Do this: In the data that follows, find the line containing "Parse this screenshot: output"; then quote that line and every line after it, exactly, through the last one.

[Collected data entries]
--- Begin ---

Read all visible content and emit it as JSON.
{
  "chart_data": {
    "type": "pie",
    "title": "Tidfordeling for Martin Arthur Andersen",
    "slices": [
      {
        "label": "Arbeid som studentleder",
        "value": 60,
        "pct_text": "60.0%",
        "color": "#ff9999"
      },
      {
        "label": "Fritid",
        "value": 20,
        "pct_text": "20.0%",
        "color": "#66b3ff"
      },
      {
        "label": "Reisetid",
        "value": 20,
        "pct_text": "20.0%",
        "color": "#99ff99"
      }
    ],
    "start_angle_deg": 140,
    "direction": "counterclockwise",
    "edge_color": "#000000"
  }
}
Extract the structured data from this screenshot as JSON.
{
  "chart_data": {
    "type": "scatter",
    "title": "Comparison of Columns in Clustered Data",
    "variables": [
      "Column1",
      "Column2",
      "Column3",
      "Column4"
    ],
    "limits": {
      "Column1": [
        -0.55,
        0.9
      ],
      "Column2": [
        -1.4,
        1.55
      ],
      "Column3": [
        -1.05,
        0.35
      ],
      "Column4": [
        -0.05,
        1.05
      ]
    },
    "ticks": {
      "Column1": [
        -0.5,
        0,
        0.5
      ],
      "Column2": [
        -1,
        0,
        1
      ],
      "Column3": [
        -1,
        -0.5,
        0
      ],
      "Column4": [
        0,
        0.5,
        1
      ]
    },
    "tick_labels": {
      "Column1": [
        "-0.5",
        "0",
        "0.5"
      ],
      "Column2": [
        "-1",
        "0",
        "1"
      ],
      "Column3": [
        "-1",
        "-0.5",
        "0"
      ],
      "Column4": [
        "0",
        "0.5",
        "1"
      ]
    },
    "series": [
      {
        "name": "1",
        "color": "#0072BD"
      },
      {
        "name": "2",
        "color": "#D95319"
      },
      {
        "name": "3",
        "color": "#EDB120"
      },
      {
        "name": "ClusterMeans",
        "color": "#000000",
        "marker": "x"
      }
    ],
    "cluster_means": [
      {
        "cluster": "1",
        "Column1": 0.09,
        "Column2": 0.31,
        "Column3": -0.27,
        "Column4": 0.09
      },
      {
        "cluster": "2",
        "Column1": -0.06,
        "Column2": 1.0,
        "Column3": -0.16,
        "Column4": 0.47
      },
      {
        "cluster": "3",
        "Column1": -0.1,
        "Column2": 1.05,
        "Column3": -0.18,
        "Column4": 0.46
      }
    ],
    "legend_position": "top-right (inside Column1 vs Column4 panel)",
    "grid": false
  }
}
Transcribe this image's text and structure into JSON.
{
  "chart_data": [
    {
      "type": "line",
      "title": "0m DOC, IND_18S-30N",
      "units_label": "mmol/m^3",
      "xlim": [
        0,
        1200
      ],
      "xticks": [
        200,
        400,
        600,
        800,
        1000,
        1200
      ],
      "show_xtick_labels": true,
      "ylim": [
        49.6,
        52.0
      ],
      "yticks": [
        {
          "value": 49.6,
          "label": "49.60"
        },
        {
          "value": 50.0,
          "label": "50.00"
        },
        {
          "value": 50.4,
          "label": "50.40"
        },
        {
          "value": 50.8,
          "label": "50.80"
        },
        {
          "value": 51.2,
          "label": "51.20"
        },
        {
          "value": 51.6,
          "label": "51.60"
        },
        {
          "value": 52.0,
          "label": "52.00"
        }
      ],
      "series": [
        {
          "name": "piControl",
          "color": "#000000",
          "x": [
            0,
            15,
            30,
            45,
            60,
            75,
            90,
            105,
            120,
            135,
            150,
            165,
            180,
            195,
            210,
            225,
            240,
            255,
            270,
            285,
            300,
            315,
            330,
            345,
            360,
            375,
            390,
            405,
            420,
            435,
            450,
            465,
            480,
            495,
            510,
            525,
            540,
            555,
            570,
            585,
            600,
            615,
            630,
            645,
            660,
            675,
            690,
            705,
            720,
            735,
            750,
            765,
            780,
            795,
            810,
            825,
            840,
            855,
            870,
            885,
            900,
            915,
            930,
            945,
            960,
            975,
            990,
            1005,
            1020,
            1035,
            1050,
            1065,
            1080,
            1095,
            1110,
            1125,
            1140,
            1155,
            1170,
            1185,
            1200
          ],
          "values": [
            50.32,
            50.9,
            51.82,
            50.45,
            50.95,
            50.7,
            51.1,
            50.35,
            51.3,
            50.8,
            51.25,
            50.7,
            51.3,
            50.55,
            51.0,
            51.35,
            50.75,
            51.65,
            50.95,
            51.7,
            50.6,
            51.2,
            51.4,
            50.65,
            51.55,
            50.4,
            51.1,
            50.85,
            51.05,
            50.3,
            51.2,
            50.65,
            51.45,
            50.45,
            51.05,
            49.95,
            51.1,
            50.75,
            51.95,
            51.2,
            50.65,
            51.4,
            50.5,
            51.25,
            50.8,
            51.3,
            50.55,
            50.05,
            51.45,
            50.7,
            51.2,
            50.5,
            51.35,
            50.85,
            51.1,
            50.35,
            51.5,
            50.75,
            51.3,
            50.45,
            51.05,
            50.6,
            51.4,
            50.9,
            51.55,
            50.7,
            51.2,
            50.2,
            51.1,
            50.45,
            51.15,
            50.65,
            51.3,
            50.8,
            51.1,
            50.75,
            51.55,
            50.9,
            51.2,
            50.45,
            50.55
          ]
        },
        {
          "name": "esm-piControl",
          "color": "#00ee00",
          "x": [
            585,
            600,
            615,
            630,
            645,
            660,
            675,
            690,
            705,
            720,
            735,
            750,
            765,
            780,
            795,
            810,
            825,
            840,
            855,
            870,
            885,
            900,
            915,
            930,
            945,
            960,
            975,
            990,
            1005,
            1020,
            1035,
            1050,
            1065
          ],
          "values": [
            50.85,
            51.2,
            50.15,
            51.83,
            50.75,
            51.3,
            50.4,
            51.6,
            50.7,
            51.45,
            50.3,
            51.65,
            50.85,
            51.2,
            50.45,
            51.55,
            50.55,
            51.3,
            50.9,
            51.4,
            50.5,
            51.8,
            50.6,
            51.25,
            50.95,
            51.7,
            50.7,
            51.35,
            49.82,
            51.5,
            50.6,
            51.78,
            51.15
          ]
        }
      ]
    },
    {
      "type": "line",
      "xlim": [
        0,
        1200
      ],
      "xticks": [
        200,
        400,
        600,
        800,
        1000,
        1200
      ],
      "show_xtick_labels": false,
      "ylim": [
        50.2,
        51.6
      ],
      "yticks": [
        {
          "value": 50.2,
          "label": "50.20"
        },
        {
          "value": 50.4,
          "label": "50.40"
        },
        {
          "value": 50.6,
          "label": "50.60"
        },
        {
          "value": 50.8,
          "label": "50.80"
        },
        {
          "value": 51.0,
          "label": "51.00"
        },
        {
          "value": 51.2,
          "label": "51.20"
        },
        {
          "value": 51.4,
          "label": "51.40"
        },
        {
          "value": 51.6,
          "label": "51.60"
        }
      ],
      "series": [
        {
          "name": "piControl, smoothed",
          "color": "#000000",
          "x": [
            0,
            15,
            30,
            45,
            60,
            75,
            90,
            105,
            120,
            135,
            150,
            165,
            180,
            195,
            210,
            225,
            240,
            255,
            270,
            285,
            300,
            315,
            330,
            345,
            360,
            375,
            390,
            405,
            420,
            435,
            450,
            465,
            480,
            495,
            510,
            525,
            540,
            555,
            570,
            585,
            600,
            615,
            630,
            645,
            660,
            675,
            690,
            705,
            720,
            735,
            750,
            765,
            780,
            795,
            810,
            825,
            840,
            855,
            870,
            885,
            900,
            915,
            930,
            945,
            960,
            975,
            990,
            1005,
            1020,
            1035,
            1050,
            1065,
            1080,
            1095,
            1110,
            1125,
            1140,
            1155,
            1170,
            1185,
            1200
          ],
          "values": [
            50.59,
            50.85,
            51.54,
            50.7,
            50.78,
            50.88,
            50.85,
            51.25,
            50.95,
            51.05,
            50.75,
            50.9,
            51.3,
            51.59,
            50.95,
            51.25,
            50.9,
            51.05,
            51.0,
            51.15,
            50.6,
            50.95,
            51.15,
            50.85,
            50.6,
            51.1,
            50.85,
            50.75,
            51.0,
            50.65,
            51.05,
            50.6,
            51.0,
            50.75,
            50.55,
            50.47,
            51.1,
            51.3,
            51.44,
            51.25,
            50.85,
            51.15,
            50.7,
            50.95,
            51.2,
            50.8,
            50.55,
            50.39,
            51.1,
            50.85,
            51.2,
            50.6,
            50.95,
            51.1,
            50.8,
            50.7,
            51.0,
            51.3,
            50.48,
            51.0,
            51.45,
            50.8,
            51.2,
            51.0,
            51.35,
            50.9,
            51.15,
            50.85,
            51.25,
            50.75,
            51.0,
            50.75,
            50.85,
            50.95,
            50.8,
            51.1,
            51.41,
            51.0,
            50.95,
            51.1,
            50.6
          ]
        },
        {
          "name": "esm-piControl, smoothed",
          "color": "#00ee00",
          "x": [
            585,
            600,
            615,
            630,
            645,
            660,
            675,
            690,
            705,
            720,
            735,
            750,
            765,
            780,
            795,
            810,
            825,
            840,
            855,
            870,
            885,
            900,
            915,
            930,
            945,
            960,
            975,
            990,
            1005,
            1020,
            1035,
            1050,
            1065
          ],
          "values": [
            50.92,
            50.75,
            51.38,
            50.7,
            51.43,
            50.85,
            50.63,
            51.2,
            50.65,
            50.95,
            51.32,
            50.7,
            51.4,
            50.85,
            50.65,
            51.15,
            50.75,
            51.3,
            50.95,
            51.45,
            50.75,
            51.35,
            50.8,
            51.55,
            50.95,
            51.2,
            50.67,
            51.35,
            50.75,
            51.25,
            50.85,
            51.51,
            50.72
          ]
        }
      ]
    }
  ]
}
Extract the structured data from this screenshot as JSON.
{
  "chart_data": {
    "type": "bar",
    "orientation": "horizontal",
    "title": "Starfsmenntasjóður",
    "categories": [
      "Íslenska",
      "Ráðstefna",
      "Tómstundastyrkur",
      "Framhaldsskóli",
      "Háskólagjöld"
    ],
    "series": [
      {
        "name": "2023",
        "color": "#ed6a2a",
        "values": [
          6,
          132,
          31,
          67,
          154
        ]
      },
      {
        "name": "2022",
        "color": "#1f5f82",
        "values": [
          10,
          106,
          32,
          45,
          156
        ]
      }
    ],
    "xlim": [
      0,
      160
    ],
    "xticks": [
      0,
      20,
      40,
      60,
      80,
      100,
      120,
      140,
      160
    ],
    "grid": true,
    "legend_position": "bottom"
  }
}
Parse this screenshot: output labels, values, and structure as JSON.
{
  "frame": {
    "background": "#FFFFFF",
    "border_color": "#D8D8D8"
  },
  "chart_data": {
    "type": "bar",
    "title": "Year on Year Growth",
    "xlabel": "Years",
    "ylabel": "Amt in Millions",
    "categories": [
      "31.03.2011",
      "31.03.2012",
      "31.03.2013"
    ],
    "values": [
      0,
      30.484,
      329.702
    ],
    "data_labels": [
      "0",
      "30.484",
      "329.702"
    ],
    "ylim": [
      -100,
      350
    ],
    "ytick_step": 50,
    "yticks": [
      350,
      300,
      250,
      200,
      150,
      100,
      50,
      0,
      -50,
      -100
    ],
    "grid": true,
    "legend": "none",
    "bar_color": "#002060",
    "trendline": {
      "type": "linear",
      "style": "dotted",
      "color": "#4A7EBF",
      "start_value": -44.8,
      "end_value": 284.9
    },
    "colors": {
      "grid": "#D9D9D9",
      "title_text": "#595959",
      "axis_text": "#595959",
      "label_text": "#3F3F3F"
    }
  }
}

--- End ---

Exercise answer:
Parse this screenshot: output labels, values, and structure as JSON.
{
  "frame": {
    "background": "#FFFFFF",
    "border_color": "#D8D8D8"
  },
  "chart_data": {
    "type": "bar",
    "title": "Year on Year Growth",
    "xlabel": "Years",
    "ylabel": "Amt in Millions",
    "categories": [
      "31.03.2011",
      "31.03.2012",
      "31.03.2013"
    ],
    "values": [
      0,
      30.484,
      329.702
    ],
    "data_labels": [
      "0",
      "30.484",
      "329.702"
    ],
    "ylim": [
      -100,
      350
    ],
    "ytick_step": 50,
    "yticks": [
      350,
      300,
      250,
      200,
      150,
      100,
      50,
      0,
      -50,
      -100
    ],
    "grid": true,
    "legend": "none",
    "bar_color": "#002060",
    "trendline": {
      "type": "linear",
      "style": "dotted",
      "color": "#4A7EBF",
      "start_value": -44.8,
      "end_value": 284.9
    },
    "colors": {
      "grid": "#D9D9D9",
      "title_text": "#595959",
      "axis_text": "#595959",
      "label_text": "#3F3F3F"
    }
  }
}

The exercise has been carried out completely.